Leave out every picture, and restate word for word only the lines from the one containing "OCR this image." through the end of the material.

┌──

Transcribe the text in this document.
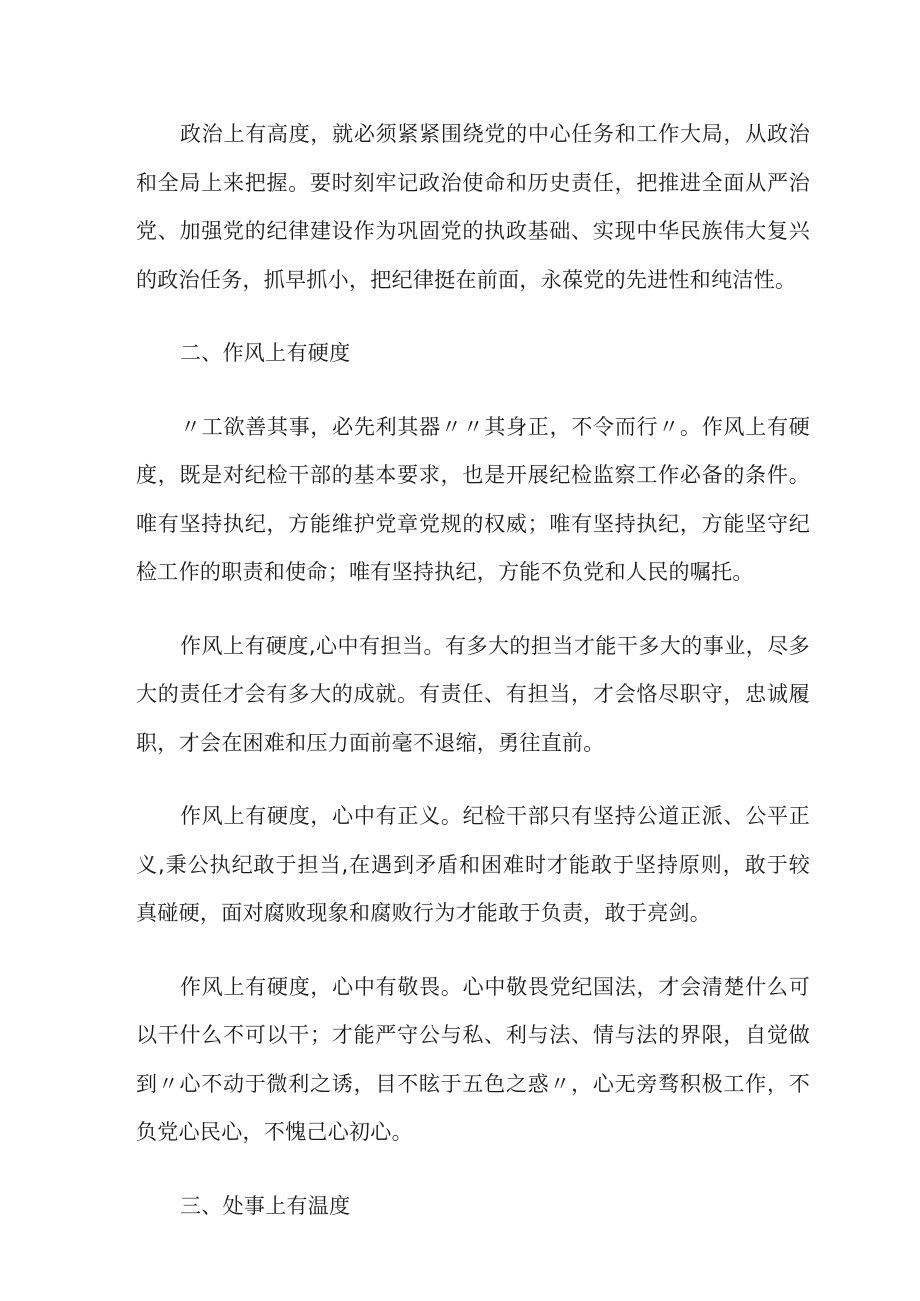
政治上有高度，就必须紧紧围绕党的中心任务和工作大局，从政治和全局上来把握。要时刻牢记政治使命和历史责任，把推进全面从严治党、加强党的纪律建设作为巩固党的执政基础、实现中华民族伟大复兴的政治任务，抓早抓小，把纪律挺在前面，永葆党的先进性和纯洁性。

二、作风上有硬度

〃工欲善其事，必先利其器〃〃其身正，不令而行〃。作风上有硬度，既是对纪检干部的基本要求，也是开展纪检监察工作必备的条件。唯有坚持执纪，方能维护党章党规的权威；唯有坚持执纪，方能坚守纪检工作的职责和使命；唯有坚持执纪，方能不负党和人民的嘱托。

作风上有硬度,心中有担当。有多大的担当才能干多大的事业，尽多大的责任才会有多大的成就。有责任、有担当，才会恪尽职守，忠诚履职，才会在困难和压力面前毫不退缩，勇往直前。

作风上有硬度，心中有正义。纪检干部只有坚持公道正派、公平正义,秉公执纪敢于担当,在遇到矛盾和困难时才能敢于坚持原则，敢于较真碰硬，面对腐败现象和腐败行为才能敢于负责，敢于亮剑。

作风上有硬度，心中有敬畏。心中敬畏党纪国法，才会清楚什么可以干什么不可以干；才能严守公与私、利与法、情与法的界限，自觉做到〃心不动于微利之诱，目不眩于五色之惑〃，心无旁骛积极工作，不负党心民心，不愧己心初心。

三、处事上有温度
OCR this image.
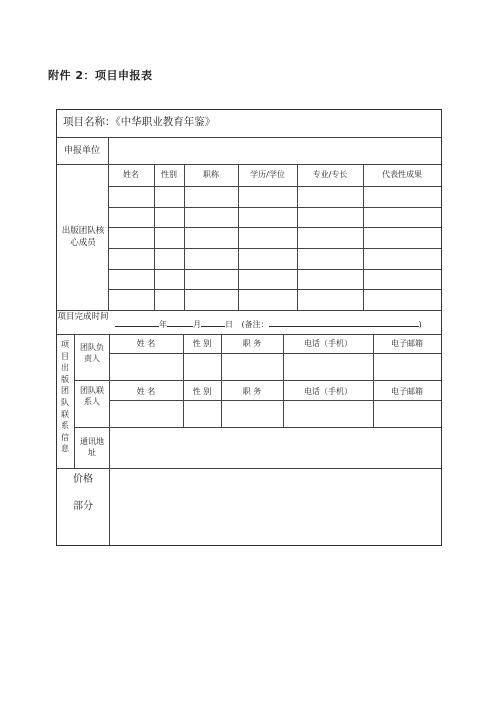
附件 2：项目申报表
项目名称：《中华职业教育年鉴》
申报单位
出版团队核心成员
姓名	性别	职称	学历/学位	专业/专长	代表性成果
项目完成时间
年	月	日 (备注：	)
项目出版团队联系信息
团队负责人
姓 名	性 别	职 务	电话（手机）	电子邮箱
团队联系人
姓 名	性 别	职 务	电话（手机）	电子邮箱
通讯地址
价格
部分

└──

• Answer for the task:
OCR this image.
附件 2：项目申报表
项目名称：《中华职业教育年鉴》
申报单位
出版团队核心成员
姓名	性别	职称	学历/学位	专业/专长	代表性成果
项目完成时间
年	月	日 (备注：	)
项目出版团队联系信息
团队负责人
姓 名	性 别	职 务	电话（手机）	电子邮箱
团队联系人
姓 名	性 别	职 务	电话（手机）	电子邮箱
通讯地址
价格
部分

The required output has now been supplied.